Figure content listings

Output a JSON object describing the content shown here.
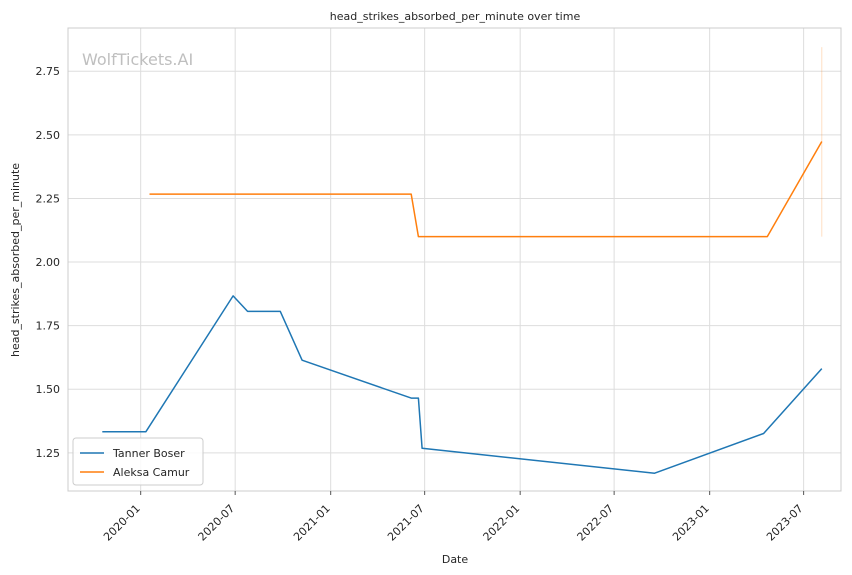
{
  "chart_data": {
    "type": "line",
    "title": "head_strikes_absorbed_per_minute over time",
    "xlabel": "Date",
    "ylabel": "head_strikes_absorbed_per_minute",
    "watermark": "WolfTickets.AI",
    "xlim": [
      "2019-08-14",
      "2023-09-11"
    ],
    "ylim": [
      1.1,
      2.92
    ],
    "x_ticks": [
      "2020-01-01",
      "2020-07-01",
      "2021-01-01",
      "2021-07-01",
      "2022-01-01",
      "2022-07-01",
      "2023-01-01",
      "2023-07-01"
    ],
    "x_tick_labels": [
      "2020-01",
      "2020-07",
      "2021-01",
      "2021-07",
      "2022-01",
      "2022-07",
      "2023-01",
      "2023-07"
    ],
    "y_ticks": [
      1.25,
      1.5,
      1.75,
      2.0,
      2.25,
      2.5,
      2.75
    ],
    "y_tick_labels": [
      "1.25",
      "1.50",
      "1.75",
      "2.00",
      "2.25",
      "2.50",
      "2.75"
    ],
    "grid": true,
    "legend_position": "lower-left",
    "series": [
      {
        "name": "Tanner Boser",
        "color": "#1f77b4",
        "points": [
          {
            "x": "2019-10-19",
            "y": 1.333
          },
          {
            "x": "2020-01-11",
            "y": 1.333
          },
          {
            "x": "2020-06-27",
            "y": 1.867
          },
          {
            "x": "2020-07-25",
            "y": 1.806
          },
          {
            "x": "2020-09-26",
            "y": 1.806
          },
          {
            "x": "2020-11-07",
            "y": 1.614
          },
          {
            "x": "2021-06-05",
            "y": 1.465
          },
          {
            "x": "2021-06-19",
            "y": 1.465
          },
          {
            "x": "2021-06-26",
            "y": 1.268
          },
          {
            "x": "2022-09-17",
            "y": 1.17
          },
          {
            "x": "2023-04-15",
            "y": 1.326
          },
          {
            "x": "2023-08-05",
            "y": 1.581
          }
        ]
      },
      {
        "name": "Aleksa Camur",
        "color": "#ff7f0e",
        "points": [
          {
            "x": "2020-01-18",
            "y": 2.267
          },
          {
            "x": "2021-06-05",
            "y": 2.267
          },
          {
            "x": "2021-06-19",
            "y": 2.1
          },
          {
            "x": "2023-04-22",
            "y": 2.1
          },
          {
            "x": "2023-08-05",
            "y": 2.474
          }
        ],
        "band": {
          "x": "2023-08-05",
          "low": 2.1,
          "high": 2.845
        }
      }
    ]
  }
}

* _Exercise prompt_
Leave out the pictures and restate everything else word for word.

* _Answer to this exercise_
Output a JSON object describing the content shown here.
{
  "chart_data": {
    "type": "line",
    "title": "head_strikes_absorbed_per_minute over time",
    "xlabel": "Date",
    "ylabel": "head_strikes_absorbed_per_minute",
    "watermark": "WolfTickets.AI",
    "xlim": [
      "2019-08-14",
      "2023-09-11"
    ],
    "ylim": [
      1.1,
      2.92
    ],
    "x_ticks": [
      "2020-01-01",
      "2020-07-01",
      "2021-01-01",
      "2021-07-01",
      "2022-01-01",
      "2022-07-01",
      "2023-01-01",
      "2023-07-01"
    ],
    "x_tick_labels": [
      "2020-01",
      "2020-07",
      "2021-01",
      "2021-07",
      "2022-01",
      "2022-07",
      "2023-01",
      "2023-07"
    ],
    "y_ticks": [
      1.25,
      1.5,
      1.75,
      2.0,
      2.25,
      2.5,
      2.75
    ],
    "y_tick_labels": [
      "1.25",
      "1.50",
      "1.75",
      "2.00",
      "2.25",
      "2.50",
      "2.75"
    ],
    "grid": true,
    "legend_position": "lower-left",
    "series": [
      {
        "name": "Tanner Boser",
        "color": "#1f77b4",
        "points": [
          {
            "x": "2019-10-19",
            "y": 1.333
          },
          {
            "x": "2020-01-11",
            "y": 1.333
          },
          {
            "x": "2020-06-27",
            "y": 1.867
          },
          {
            "x": "2020-07-25",
            "y": 1.806
          },
          {
            "x": "2020-09-26",
            "y": 1.806
          },
          {
            "x": "2020-11-07",
            "y": 1.614
          },
          {
            "x": "2021-06-05",
            "y": 1.465
          },
          {
            "x": "2021-06-19",
            "y": 1.465
          },
          {
            "x": "2021-06-26",
            "y": 1.268
          },
          {
            "x": "2022-09-17",
            "y": 1.17
          },
          {
            "x": "2023-04-15",
            "y": 1.326
          },
          {
            "x": "2023-08-05",
            "y": 1.581
          }
        ]
      },
      {
        "name": "Aleksa Camur",
        "color": "#ff7f0e",
        "points": [
          {
            "x": "2020-01-18",
            "y": 2.267
          },
          {
            "x": "2021-06-05",
            "y": 2.267
          },
          {
            "x": "2021-06-19",
            "y": 2.1
          },
          {
            "x": "2023-04-22",
            "y": 2.1
          },
          {
            "x": "2023-08-05",
            "y": 2.474
          }
        ],
        "band": {
          "x": "2023-08-05",
          "low": 2.1,
          "high": 2.845
        }
      }
    ]
  }
}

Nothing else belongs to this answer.